SHORT TASK
Return each line containing the string "база".

DATA LINES
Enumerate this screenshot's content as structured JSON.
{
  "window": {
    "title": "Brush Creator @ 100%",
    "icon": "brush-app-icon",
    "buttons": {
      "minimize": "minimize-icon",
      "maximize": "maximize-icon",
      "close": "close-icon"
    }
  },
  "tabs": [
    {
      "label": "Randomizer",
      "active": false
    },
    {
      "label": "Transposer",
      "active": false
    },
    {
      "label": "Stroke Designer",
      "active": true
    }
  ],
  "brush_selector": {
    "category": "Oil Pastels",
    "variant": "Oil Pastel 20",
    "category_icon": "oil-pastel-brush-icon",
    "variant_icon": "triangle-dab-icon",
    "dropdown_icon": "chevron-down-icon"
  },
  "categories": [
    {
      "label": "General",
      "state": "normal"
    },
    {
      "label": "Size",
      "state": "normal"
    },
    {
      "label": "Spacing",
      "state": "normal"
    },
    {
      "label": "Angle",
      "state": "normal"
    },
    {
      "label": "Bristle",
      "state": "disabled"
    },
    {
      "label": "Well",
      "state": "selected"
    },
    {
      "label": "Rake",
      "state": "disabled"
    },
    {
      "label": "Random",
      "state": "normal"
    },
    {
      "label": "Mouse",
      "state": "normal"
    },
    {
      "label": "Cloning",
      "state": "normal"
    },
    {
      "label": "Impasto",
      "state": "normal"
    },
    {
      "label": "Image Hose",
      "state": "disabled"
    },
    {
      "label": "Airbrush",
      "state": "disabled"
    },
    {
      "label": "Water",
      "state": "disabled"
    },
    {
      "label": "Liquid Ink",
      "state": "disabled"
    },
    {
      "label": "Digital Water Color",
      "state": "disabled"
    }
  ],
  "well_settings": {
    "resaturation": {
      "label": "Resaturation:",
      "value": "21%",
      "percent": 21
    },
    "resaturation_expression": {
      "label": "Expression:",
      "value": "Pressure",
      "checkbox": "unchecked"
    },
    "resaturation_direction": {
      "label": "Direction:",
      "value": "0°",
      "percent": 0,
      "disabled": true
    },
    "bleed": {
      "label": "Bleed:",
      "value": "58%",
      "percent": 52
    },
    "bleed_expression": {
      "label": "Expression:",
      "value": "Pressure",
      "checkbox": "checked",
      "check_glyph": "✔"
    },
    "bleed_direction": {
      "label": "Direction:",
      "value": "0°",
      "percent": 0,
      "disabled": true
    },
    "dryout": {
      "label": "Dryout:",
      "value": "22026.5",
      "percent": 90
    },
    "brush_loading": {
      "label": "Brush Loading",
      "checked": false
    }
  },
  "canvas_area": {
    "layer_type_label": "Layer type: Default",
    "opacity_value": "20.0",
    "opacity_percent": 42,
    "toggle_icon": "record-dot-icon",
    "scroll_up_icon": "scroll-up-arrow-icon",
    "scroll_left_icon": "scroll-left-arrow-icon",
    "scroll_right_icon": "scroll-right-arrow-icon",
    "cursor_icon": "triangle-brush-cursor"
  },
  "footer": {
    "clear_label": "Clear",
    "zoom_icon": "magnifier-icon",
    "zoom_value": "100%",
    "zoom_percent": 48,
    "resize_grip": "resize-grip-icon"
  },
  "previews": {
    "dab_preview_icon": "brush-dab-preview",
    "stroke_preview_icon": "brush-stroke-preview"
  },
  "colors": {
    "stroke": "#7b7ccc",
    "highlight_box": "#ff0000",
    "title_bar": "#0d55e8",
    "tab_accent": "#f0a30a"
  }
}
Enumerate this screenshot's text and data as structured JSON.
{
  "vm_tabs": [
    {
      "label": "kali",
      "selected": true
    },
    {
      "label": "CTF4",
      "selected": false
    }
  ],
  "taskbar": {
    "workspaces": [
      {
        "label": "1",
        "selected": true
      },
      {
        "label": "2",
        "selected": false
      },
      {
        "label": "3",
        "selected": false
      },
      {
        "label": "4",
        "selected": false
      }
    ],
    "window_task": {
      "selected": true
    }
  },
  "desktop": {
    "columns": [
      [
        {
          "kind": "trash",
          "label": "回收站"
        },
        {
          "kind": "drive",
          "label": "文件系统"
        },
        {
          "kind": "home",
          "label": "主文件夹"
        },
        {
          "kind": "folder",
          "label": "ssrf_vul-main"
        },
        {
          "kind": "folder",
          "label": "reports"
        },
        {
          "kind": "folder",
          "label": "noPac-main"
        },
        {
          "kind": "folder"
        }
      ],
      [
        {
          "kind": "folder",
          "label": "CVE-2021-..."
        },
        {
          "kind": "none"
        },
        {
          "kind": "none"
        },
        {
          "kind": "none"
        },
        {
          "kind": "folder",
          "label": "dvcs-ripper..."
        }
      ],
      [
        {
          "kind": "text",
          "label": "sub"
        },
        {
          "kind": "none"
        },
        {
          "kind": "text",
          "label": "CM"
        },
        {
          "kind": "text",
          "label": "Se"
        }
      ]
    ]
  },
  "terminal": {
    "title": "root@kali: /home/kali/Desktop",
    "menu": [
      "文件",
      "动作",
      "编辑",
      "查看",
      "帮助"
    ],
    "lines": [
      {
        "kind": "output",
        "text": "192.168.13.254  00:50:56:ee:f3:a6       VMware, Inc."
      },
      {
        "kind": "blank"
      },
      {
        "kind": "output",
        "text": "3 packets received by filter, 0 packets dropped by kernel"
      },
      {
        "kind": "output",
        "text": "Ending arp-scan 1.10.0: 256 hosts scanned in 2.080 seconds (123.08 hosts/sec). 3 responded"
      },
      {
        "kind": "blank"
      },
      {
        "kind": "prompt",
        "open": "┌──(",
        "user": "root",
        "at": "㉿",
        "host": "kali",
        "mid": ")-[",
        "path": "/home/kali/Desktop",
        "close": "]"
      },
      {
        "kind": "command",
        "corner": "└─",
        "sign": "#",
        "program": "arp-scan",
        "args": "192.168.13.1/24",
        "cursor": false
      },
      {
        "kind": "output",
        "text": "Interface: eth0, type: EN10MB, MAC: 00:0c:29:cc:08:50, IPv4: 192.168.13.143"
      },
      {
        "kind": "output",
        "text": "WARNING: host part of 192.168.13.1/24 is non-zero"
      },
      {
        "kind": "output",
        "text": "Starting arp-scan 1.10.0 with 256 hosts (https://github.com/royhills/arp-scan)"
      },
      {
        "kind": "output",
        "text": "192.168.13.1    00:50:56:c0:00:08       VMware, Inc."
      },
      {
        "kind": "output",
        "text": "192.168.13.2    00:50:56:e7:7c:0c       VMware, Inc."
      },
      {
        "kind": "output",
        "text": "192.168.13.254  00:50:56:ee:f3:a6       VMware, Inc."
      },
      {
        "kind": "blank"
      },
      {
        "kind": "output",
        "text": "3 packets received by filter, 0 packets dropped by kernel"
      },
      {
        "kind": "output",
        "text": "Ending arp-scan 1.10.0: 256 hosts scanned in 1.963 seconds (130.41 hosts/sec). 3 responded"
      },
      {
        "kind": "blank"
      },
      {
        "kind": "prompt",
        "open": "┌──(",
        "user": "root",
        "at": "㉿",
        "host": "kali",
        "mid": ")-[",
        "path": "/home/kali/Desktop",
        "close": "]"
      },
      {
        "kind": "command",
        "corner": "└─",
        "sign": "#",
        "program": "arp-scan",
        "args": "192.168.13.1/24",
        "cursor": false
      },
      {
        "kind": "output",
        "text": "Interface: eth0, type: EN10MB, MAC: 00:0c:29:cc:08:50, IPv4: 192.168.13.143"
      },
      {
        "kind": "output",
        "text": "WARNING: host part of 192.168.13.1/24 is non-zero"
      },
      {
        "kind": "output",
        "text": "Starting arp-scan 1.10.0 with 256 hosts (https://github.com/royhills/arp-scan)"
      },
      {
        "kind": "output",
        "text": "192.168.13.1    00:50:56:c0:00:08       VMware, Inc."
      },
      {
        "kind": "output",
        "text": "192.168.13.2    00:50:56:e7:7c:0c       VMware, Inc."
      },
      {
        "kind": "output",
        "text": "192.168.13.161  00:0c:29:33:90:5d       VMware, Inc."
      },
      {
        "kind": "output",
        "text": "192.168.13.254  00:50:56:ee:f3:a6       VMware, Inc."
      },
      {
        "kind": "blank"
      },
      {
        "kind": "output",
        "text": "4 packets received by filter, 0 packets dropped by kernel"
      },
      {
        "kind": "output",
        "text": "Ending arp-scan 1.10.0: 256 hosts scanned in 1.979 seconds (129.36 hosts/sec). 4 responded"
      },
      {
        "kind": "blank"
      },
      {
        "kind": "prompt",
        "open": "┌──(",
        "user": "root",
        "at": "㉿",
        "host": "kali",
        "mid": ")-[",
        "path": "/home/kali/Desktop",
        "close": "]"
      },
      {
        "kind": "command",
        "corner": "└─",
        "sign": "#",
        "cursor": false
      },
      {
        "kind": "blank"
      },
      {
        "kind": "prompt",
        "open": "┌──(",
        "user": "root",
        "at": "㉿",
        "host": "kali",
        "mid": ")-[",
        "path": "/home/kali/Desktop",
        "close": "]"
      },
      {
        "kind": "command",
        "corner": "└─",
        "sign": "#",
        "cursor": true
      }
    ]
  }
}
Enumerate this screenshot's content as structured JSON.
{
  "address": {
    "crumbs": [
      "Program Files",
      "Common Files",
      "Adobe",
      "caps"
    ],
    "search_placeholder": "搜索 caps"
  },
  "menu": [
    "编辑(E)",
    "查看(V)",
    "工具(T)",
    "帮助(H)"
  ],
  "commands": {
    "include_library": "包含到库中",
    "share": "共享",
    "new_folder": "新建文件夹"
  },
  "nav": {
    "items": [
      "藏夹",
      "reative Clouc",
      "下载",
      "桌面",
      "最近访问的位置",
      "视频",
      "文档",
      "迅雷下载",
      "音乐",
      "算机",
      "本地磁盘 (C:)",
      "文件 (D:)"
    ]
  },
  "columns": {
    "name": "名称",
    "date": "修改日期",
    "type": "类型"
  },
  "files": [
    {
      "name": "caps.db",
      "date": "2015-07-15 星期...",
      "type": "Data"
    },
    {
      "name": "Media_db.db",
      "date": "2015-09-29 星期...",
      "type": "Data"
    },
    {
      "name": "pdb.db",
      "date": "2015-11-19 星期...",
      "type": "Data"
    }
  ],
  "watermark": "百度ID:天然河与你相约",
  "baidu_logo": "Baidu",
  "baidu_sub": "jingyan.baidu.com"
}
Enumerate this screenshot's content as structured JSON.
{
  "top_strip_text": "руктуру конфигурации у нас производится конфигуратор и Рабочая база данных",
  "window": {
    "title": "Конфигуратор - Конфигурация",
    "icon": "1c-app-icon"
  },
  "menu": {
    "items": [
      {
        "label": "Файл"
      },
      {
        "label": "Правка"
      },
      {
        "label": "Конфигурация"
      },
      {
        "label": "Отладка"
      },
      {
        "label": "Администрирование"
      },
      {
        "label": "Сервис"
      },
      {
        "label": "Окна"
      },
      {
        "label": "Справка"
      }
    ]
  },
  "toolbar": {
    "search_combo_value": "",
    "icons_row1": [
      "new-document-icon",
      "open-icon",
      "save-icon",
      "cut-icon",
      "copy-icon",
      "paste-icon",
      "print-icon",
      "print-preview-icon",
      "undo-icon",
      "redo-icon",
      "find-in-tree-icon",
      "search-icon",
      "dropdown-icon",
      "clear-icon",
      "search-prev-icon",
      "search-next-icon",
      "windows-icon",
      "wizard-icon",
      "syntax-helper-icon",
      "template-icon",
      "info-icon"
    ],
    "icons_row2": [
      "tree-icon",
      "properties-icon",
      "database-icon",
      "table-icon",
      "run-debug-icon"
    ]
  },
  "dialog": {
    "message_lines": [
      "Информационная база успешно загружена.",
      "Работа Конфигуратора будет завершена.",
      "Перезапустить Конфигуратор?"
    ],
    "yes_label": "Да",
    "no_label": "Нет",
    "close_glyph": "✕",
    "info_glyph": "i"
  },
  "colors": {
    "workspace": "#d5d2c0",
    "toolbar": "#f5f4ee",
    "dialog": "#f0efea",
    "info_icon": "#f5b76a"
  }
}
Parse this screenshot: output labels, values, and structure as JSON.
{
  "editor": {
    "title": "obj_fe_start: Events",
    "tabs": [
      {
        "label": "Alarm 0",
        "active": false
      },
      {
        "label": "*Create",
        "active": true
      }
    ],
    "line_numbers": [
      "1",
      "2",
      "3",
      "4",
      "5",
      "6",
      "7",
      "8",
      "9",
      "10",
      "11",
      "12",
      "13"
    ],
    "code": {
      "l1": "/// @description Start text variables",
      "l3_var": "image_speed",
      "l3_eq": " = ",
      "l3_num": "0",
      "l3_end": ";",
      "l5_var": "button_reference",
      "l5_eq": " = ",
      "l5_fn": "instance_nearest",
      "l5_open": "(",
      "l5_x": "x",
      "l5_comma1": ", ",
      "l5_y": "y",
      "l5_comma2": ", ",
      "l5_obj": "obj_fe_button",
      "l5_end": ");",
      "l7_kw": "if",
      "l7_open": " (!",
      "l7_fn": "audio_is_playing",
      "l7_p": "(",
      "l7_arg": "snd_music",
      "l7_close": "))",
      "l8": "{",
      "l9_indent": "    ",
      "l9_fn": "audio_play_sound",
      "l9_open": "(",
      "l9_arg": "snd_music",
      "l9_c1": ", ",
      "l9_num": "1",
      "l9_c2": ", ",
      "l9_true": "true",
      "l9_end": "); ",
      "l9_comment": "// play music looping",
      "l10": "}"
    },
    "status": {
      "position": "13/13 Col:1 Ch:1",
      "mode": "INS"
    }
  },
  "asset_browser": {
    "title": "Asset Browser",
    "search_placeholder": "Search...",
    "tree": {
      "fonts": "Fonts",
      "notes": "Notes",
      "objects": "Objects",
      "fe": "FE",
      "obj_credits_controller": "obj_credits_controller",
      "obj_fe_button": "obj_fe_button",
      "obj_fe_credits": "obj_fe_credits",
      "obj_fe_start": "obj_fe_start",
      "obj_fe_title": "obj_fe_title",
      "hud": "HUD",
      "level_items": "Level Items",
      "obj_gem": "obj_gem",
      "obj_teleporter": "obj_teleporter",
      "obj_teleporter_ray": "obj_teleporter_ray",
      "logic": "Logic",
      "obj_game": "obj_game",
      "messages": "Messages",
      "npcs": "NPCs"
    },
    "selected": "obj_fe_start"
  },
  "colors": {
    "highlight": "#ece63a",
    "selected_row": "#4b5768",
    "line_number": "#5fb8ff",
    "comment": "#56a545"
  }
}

EXPECTED ANSWER
  "top_strip_text": "руктуру конфигурации у нас производится конфигуратор и Рабочая база данных",
      "Информационная база успешно загружена.",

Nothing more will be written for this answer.